* _SELECTION_:
_ _ _ _ _ _ _
This is my list of things I need to do to feel physically well. Maybe you have other things you need to do to feel physically well.

All of this takes some time, but I always feel at least a little better after going through it, even if I can only get myself to go through two or three of these items. The time it takes to do everything other than sleep is usually a few hours, which is a lot less time than I am capable of losing to unproductive unhappy scattered feelings. Even if I step away from productivity entirely and spend a day on this list and nothing else, I am usually far more productive with far less struggle when I return the next day.

One month when I was feeling very stuck I found the Fabulous app to be helpful in reminding me to prioritize my health and giving me nice little dopamine rewards for doing some of the above things.
_ _ _ _ _ _ _
* _REQUIRED TASK_:
Print the part of the passage about feeling physically well that begins with the words containing "One month when" and ends with "the above things.". The listing that follows the passage about feeling physically well comes from a separate source.
_ _ _ _ _ _ _
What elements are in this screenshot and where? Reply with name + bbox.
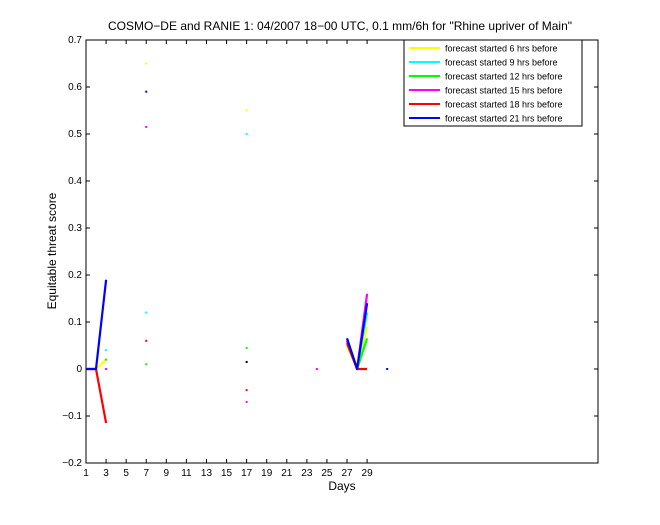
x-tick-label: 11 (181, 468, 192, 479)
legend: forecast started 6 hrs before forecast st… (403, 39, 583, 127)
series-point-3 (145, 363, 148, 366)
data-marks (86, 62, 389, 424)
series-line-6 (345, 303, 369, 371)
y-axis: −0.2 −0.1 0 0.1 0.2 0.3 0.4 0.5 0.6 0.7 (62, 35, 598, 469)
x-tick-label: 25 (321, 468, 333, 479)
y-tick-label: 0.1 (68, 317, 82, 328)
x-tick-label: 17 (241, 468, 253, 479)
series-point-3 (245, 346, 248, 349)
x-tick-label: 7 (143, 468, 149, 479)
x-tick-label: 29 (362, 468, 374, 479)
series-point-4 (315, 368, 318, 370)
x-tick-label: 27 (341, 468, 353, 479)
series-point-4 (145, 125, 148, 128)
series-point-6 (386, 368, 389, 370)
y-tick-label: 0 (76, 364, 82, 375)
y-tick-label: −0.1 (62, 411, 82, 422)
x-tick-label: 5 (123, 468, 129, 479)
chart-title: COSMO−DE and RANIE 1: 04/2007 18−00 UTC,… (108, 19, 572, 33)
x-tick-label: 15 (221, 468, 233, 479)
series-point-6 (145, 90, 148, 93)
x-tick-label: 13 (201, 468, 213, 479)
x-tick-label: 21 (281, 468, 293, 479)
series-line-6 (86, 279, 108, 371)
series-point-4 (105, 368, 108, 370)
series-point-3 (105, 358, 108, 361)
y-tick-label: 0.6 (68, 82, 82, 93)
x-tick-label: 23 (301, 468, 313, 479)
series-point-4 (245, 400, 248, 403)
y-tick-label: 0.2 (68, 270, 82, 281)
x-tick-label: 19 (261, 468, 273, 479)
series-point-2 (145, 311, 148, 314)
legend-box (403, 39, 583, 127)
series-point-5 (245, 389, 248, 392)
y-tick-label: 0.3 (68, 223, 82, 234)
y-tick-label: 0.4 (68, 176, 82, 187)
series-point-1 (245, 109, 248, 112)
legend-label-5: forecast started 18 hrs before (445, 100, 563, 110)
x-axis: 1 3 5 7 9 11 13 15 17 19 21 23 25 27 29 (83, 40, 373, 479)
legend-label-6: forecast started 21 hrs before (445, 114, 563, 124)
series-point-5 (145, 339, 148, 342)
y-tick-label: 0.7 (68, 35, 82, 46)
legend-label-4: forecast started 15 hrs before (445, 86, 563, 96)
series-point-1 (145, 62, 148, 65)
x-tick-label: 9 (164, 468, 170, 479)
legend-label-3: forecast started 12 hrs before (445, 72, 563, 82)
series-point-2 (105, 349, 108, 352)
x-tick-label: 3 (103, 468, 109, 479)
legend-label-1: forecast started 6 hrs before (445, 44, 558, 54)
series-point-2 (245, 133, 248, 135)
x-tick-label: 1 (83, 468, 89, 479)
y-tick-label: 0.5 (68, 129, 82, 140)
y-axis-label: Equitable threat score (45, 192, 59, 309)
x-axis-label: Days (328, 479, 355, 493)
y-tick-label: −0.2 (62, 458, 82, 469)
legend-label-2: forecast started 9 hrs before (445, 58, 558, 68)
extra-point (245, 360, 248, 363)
_ _ _ _ _ _ _
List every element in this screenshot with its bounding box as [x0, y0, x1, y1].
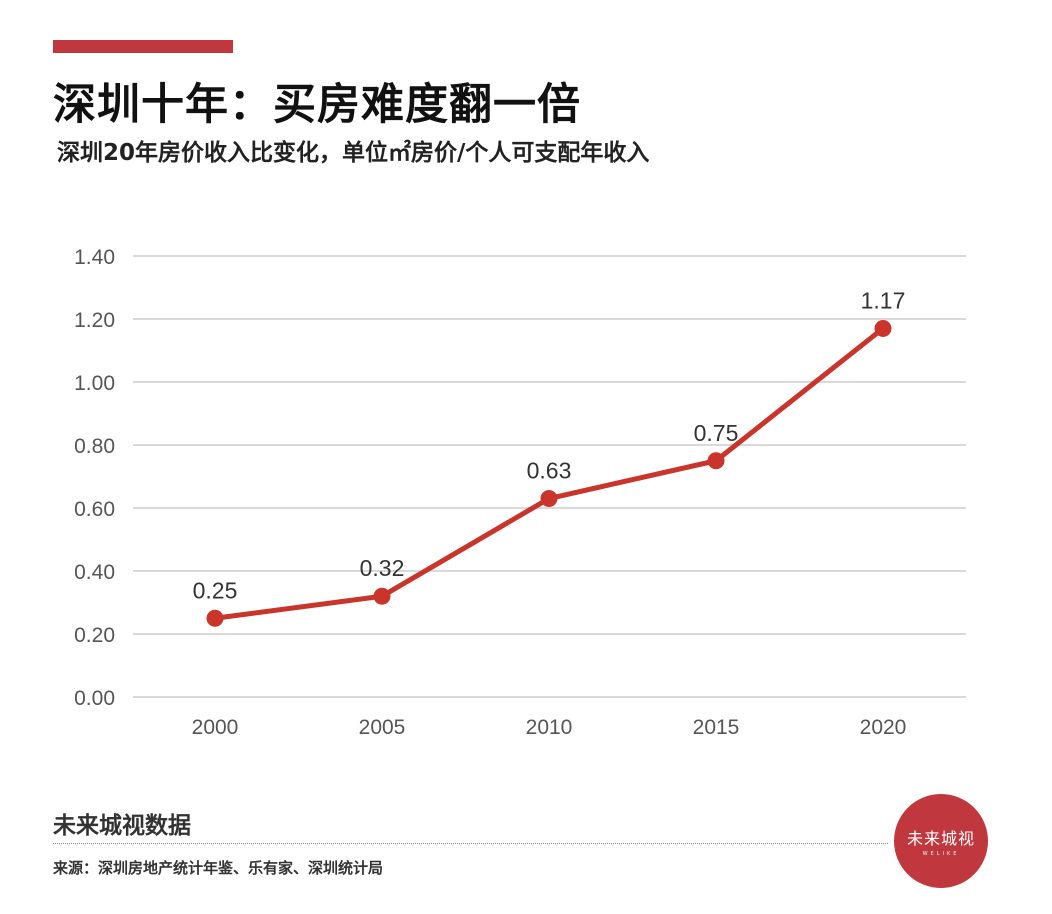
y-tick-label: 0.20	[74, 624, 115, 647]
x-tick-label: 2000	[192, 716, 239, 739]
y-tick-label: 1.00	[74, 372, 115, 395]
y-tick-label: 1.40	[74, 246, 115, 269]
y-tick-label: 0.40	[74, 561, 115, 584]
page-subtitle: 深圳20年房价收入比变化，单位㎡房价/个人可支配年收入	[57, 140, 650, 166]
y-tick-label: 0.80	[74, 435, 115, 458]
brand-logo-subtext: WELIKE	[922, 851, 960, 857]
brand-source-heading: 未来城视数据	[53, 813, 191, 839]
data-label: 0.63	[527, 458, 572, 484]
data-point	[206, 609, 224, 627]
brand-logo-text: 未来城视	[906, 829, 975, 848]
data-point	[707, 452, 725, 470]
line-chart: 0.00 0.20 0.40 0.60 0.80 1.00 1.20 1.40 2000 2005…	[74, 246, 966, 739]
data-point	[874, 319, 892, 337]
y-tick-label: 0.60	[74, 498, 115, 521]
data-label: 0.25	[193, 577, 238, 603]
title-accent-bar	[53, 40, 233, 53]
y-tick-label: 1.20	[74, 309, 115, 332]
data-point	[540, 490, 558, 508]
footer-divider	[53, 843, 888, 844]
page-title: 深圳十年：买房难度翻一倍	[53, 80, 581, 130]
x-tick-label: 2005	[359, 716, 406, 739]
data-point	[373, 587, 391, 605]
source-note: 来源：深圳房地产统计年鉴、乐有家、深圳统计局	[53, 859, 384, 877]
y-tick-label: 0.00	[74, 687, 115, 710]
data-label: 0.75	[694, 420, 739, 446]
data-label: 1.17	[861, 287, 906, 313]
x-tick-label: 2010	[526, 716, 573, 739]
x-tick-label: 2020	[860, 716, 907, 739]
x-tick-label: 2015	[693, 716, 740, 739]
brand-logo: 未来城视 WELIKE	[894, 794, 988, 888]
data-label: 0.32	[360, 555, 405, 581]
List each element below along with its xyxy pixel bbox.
_ _ _ _ _ _ _
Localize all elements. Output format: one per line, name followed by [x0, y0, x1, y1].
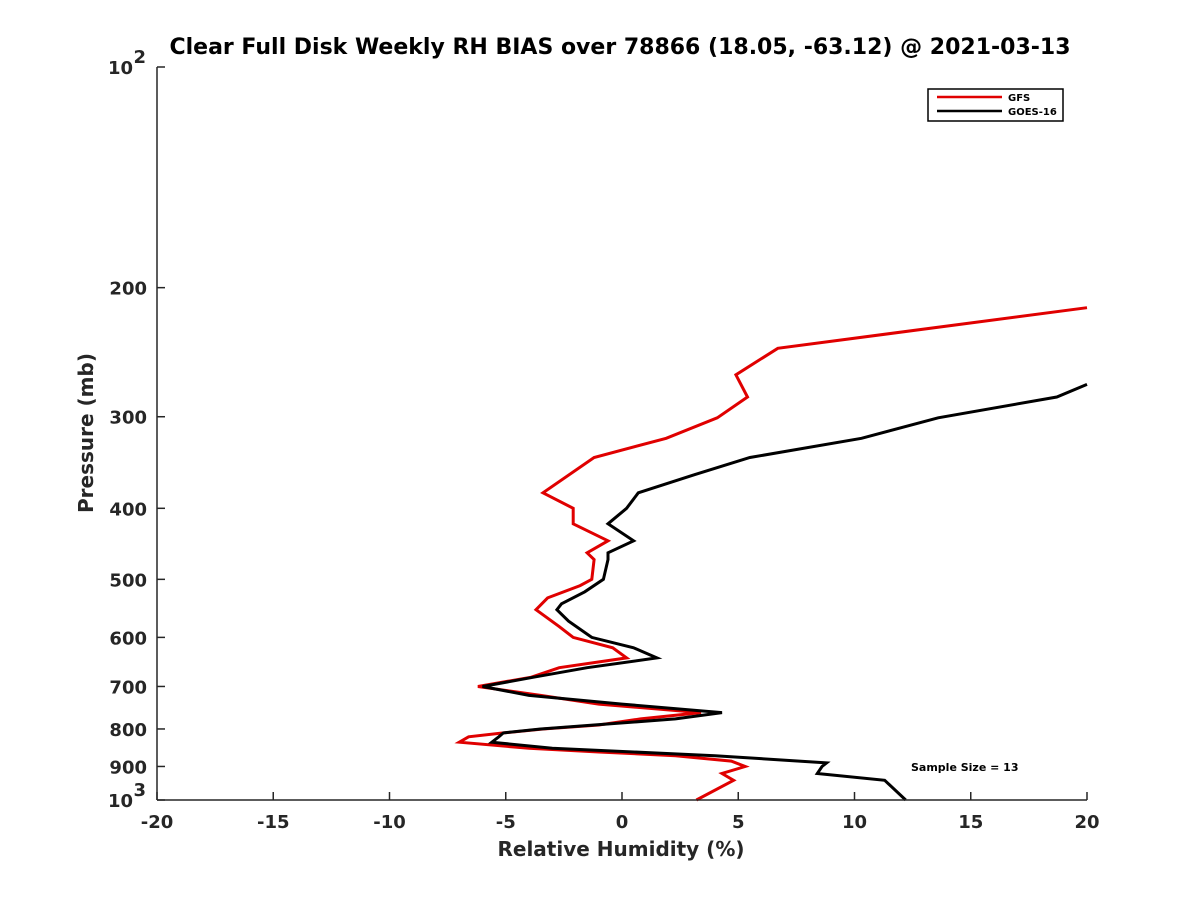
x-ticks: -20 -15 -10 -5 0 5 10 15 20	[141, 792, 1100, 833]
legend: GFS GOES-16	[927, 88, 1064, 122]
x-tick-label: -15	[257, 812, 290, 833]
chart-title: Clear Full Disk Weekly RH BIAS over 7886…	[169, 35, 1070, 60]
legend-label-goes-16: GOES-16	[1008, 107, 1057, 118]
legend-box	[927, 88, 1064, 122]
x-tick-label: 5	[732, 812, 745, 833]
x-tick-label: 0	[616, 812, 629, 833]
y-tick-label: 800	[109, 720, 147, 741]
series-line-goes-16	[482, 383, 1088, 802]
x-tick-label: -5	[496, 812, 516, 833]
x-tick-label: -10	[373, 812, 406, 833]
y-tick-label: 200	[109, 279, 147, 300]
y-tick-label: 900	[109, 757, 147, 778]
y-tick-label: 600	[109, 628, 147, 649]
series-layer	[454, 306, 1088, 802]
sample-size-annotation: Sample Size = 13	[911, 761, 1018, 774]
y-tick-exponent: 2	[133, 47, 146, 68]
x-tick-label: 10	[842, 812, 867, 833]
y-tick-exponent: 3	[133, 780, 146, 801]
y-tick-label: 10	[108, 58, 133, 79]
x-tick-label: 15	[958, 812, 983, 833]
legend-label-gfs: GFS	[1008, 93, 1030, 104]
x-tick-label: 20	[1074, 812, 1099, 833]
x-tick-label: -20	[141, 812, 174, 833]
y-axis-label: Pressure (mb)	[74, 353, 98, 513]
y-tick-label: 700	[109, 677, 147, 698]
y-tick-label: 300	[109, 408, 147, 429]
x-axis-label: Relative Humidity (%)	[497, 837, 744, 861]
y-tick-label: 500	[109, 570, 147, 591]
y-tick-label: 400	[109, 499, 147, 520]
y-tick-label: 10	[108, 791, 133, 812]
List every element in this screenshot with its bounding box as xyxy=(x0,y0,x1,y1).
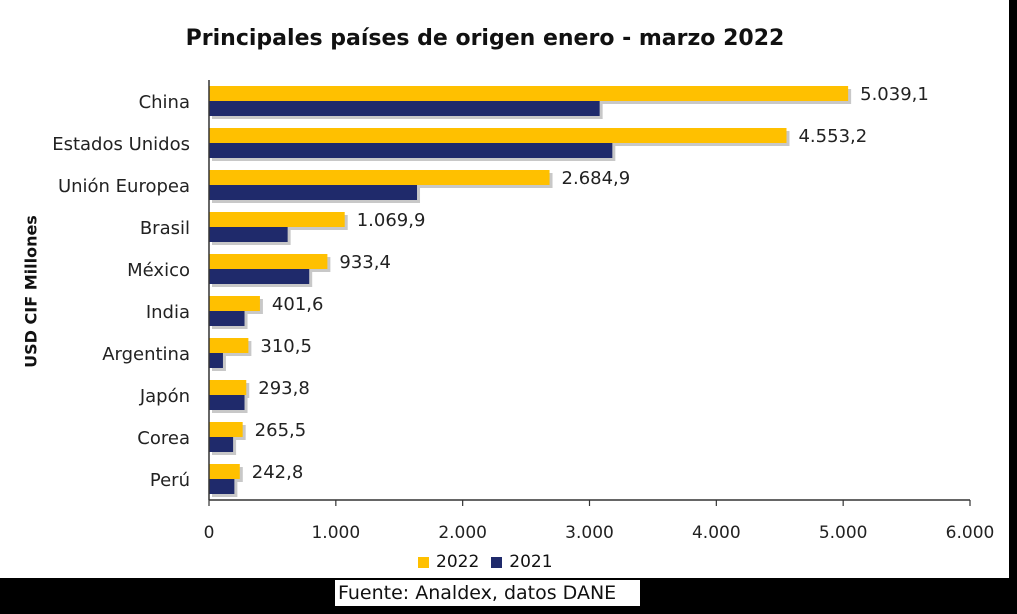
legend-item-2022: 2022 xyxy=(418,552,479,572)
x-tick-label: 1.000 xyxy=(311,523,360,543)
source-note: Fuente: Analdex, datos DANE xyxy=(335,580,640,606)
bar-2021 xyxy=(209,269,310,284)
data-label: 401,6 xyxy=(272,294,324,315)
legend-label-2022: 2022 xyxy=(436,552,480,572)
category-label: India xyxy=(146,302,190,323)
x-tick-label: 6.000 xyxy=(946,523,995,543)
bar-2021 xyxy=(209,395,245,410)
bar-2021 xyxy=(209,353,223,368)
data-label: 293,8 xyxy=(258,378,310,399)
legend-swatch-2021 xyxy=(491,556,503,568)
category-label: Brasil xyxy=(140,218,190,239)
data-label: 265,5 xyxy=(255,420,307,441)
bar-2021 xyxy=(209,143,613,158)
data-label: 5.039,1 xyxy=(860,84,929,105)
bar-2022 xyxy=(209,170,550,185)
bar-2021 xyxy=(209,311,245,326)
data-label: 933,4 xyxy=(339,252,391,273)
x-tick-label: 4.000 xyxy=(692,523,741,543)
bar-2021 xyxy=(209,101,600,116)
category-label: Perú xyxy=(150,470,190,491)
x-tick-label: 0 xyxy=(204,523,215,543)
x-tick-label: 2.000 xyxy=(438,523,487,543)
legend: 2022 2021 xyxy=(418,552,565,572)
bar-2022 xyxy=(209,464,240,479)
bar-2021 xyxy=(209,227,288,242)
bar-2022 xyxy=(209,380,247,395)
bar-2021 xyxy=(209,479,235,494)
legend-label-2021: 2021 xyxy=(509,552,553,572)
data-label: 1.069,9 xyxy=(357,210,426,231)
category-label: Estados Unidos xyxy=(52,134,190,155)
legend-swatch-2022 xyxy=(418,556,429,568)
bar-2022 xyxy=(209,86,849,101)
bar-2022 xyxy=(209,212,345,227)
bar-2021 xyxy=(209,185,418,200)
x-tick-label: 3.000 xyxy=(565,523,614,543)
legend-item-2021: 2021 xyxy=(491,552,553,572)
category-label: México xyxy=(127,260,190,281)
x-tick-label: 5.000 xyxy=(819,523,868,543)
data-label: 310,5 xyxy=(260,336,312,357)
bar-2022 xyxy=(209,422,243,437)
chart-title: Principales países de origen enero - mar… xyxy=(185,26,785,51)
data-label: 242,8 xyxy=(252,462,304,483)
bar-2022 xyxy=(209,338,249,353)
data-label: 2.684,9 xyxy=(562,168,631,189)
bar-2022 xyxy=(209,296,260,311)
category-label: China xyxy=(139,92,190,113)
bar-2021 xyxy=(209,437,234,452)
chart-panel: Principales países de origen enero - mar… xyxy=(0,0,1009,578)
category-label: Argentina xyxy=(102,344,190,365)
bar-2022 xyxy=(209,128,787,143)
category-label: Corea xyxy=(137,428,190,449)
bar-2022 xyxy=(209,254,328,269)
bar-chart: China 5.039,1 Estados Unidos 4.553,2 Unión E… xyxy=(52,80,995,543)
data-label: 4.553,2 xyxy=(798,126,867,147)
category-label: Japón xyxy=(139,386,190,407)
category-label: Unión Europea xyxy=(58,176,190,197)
_ _ _ _ _ _ _
* _FULL OUTPUT_:
One month when I was feeling very stuck I found the Fabulous app to be helpful in reminding me to prioritize my health and giving me nice little dopamine rewards for doing some of the above things.